Extracted material start

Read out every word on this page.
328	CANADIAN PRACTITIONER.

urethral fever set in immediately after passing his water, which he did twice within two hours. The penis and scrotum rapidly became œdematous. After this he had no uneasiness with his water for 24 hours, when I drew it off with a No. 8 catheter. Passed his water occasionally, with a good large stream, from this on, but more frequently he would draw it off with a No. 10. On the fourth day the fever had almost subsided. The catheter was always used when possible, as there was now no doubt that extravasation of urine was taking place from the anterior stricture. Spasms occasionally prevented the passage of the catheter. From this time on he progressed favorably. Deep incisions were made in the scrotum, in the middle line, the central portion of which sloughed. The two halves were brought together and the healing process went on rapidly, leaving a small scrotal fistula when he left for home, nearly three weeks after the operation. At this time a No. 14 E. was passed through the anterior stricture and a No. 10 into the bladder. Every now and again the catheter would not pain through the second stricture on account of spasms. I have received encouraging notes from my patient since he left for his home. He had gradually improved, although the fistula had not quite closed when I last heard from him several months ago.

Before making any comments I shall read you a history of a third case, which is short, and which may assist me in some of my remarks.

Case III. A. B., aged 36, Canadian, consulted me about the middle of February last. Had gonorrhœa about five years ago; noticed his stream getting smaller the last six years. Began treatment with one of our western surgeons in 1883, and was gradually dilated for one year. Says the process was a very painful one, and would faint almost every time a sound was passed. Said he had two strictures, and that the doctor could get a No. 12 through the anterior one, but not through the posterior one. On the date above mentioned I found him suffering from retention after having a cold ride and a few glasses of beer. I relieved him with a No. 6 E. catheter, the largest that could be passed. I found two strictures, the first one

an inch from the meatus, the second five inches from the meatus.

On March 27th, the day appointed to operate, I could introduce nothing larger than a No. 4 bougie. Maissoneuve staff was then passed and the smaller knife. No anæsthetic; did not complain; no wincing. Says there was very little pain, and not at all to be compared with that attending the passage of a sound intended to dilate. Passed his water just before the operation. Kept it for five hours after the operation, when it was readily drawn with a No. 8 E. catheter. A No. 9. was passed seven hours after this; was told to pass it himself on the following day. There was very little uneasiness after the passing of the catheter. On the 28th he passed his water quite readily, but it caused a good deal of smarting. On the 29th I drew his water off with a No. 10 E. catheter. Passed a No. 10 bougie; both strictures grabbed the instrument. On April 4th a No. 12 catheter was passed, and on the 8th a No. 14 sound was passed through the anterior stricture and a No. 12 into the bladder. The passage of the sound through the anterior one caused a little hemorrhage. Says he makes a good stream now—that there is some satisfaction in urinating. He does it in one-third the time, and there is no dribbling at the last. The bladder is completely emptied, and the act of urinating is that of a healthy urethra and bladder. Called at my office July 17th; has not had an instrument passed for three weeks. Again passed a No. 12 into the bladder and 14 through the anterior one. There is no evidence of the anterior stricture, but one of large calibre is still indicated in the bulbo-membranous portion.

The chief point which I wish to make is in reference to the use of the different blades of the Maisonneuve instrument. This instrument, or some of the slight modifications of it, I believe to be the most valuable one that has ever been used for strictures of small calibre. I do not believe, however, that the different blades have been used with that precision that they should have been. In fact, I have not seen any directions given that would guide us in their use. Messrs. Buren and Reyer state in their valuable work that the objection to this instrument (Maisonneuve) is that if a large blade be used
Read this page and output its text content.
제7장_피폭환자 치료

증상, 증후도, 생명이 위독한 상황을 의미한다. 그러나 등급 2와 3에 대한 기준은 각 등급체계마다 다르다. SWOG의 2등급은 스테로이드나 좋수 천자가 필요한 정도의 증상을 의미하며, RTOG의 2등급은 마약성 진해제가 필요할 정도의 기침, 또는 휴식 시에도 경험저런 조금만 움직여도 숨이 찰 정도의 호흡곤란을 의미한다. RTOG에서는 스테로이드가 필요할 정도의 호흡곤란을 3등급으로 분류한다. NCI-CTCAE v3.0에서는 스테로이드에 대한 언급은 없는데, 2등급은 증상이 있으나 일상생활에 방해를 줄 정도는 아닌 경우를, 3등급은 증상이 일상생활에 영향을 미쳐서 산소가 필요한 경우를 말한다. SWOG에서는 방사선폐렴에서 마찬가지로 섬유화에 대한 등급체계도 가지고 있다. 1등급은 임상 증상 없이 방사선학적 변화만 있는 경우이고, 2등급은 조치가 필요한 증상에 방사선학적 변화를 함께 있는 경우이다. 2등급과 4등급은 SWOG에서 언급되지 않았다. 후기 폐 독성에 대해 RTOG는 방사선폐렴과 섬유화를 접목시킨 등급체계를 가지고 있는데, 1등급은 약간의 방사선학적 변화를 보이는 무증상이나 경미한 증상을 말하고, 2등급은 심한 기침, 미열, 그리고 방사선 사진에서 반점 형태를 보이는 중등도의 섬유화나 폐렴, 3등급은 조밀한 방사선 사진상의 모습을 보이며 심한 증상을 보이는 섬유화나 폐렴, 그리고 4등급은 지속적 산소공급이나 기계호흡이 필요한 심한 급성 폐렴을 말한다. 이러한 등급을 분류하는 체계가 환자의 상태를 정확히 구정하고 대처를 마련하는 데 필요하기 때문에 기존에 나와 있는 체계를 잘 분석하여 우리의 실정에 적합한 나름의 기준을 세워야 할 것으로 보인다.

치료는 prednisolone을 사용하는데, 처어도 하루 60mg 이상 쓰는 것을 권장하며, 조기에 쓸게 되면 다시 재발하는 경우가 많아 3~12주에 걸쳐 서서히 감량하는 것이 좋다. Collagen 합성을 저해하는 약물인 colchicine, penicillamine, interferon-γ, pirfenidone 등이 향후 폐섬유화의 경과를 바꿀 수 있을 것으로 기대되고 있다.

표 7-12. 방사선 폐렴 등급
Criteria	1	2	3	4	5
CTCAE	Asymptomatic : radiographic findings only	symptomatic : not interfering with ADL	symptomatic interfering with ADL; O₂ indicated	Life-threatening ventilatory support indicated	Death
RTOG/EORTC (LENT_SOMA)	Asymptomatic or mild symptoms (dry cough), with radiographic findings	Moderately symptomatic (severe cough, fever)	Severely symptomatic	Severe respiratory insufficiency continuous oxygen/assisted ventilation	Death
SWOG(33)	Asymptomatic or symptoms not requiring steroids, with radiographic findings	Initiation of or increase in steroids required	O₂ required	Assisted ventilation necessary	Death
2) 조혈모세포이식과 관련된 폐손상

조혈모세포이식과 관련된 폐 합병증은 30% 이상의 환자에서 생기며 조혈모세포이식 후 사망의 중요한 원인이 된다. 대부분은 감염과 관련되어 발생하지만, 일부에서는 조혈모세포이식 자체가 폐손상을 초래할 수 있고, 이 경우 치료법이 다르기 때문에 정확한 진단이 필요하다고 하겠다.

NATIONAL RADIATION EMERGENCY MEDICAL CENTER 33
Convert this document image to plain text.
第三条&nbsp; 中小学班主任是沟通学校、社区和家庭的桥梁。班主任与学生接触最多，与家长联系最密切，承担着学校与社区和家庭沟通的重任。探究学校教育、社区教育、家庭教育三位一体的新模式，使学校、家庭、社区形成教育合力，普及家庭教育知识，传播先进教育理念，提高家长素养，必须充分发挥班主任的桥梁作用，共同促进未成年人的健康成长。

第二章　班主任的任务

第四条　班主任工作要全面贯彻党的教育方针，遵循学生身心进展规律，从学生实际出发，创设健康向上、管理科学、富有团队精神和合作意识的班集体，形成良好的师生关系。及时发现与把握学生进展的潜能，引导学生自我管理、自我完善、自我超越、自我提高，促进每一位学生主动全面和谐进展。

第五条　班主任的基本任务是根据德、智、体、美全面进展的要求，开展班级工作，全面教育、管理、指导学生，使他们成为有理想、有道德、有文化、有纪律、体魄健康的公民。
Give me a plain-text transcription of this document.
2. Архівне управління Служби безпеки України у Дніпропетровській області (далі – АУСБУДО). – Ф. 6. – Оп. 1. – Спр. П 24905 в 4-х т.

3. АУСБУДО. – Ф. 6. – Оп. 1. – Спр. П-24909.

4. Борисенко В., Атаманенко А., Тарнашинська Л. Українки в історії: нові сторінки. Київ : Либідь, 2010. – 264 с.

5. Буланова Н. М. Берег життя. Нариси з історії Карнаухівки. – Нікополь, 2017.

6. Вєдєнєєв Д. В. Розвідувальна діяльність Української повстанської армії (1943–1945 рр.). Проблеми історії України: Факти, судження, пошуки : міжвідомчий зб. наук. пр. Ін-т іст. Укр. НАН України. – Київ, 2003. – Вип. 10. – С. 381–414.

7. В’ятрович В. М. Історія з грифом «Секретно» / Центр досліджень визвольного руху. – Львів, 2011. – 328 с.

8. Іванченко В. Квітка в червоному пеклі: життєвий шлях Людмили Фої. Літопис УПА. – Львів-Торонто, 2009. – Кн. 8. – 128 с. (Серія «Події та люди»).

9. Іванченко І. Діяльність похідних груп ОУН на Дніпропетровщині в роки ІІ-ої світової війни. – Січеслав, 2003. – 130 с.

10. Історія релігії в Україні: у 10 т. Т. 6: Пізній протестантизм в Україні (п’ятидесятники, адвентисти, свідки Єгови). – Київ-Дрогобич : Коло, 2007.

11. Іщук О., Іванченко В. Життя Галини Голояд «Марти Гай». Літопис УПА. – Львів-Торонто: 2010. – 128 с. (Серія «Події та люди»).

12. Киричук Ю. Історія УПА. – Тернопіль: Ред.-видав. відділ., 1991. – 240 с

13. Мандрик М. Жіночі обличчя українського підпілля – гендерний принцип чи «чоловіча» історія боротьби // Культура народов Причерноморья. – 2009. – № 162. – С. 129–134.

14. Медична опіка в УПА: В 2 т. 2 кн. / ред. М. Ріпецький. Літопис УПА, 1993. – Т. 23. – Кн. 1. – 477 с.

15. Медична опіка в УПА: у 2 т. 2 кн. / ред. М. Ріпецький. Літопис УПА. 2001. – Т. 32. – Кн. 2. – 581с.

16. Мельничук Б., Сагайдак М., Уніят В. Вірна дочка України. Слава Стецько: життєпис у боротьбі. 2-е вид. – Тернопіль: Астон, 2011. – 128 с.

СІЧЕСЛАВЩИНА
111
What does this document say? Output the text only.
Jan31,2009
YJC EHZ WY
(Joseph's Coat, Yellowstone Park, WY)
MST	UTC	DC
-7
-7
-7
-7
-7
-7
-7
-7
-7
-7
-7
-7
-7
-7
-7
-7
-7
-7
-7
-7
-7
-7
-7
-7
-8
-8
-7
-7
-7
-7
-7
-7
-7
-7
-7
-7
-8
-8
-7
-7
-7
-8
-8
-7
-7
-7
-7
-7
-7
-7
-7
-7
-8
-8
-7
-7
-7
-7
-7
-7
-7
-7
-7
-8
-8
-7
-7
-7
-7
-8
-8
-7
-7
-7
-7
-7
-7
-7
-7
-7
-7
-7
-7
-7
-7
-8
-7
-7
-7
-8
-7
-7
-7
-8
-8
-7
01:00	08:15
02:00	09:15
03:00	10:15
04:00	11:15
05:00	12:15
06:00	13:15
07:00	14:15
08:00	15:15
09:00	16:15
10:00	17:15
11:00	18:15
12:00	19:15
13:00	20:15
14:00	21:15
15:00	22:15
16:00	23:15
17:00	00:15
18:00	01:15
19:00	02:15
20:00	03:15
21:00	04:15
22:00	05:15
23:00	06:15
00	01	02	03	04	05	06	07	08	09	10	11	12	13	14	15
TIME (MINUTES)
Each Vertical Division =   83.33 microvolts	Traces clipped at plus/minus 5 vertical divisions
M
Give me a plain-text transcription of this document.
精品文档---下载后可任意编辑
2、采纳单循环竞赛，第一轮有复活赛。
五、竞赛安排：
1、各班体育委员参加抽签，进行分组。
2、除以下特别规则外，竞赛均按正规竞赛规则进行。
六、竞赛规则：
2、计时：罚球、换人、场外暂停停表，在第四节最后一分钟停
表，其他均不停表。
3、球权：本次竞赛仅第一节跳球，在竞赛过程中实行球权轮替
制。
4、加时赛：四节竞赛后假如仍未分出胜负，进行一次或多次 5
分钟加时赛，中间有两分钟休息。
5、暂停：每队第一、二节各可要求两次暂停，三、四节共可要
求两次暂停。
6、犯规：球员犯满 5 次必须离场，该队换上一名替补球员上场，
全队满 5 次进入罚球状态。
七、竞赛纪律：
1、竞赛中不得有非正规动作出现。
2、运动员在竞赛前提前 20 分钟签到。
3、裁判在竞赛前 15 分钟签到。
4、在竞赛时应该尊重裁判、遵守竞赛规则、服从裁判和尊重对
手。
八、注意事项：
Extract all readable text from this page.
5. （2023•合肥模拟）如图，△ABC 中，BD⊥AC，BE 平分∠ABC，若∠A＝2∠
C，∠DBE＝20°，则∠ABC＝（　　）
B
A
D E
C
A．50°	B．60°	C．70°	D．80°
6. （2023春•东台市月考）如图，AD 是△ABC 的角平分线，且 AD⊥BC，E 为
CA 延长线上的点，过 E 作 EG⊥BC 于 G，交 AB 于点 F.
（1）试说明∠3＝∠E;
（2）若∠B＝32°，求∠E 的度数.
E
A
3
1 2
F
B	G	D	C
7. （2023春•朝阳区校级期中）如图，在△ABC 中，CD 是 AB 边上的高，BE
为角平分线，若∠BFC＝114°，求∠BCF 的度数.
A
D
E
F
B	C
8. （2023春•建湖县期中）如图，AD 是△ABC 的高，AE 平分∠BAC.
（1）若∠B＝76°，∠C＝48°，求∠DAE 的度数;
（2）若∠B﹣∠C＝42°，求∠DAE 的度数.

Extracted material end

Task instructions —
For the data above, state how many lines contain "조혈모세포이식과"; the number is the whole answer.

Answer to this exercise —
2